[Given request]: Reproduce the rows from the start through the line containing "pullback-line: [339, 14, 463, 197]", substituting "chart" for "screenshot" and changing nothing else.

[Material provided]:
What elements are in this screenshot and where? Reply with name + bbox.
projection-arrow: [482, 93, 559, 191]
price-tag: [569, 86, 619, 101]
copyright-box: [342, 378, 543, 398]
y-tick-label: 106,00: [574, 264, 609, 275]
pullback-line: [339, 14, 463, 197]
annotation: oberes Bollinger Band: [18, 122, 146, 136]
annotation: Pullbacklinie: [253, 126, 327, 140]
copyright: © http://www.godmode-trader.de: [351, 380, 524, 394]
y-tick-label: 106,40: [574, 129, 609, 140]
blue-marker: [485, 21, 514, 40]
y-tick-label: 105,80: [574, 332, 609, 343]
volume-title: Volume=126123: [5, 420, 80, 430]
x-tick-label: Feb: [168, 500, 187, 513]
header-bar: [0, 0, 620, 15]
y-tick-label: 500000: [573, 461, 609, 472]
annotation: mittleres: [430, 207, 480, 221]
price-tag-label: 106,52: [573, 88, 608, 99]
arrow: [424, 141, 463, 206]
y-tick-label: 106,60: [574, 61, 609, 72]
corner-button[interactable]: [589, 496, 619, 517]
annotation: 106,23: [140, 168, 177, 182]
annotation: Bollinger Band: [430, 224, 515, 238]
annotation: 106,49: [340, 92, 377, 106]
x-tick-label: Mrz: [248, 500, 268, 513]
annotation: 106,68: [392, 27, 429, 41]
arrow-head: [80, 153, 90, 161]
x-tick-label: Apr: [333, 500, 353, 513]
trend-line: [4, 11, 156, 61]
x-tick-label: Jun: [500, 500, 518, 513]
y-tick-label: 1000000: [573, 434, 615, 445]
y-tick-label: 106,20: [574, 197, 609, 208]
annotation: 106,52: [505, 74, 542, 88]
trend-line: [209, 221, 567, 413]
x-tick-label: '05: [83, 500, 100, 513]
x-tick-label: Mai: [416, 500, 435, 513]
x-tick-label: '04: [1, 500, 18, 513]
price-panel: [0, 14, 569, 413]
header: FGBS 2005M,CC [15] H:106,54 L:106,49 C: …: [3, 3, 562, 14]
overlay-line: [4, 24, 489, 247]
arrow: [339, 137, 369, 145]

[Solution below]:
What elements are in this chart and where? Reply with name + bbox.
projection-arrow: [482, 93, 559, 191]
price-tag: [569, 86, 619, 101]
copyright-box: [342, 378, 543, 398]
y-tick-label: 106,00: [574, 264, 609, 275]
pullback-line: [339, 14, 463, 197]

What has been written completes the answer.